WRITTEN INSTRUCTION ::
In the data below, find each line containing the string "Tracking" and return it.

== DATA FOR THIS EXERCISE

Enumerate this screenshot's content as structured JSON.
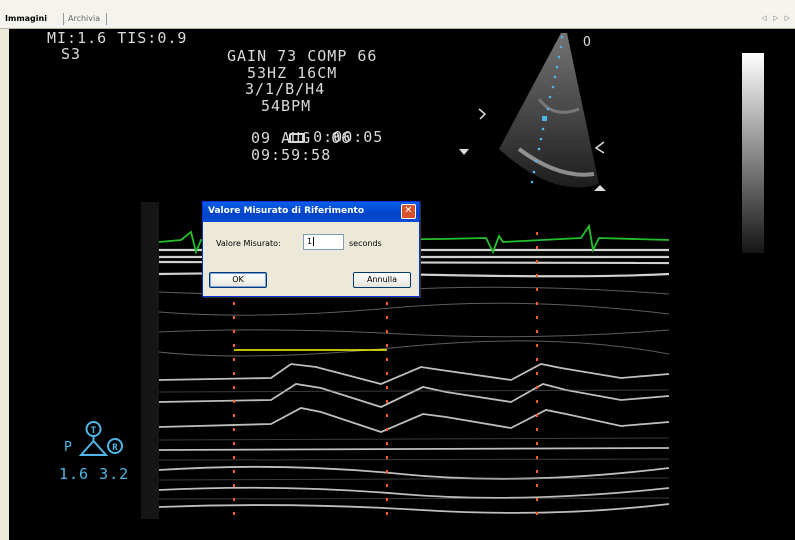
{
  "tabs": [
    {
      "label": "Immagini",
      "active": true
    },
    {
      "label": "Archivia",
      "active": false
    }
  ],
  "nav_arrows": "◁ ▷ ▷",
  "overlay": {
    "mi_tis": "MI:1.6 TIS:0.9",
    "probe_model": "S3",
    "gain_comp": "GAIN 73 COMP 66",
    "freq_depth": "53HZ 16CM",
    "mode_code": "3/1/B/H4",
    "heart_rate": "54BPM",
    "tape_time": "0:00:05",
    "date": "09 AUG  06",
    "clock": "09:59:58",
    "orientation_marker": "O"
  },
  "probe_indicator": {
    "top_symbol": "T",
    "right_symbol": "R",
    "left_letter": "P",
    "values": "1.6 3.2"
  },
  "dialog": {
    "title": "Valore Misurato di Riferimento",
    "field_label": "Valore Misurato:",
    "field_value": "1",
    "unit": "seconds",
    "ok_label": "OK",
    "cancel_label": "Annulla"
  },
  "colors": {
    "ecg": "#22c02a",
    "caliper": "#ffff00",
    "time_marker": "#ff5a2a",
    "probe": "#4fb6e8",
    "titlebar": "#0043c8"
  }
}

====
== DATA FOR THIS EXERCISE

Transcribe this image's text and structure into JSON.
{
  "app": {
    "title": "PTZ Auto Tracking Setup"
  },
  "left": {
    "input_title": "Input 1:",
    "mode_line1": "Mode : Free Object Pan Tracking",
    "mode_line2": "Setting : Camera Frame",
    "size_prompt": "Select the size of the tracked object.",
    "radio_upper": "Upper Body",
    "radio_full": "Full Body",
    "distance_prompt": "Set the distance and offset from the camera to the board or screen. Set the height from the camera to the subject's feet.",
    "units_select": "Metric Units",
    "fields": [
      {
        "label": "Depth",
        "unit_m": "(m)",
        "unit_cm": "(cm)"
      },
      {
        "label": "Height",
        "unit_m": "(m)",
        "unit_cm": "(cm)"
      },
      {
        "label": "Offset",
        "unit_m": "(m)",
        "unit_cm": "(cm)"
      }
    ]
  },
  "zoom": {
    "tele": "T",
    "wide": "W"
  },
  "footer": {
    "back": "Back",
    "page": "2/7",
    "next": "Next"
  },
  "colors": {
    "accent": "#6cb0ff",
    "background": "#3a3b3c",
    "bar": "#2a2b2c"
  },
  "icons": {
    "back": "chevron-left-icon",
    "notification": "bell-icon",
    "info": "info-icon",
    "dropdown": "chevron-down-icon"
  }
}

====

TASK RESPONSE ::
    "title": "PTZ Auto Tracking Setup"
    "mode_line1": "Mode : Free Object Pan Tracking",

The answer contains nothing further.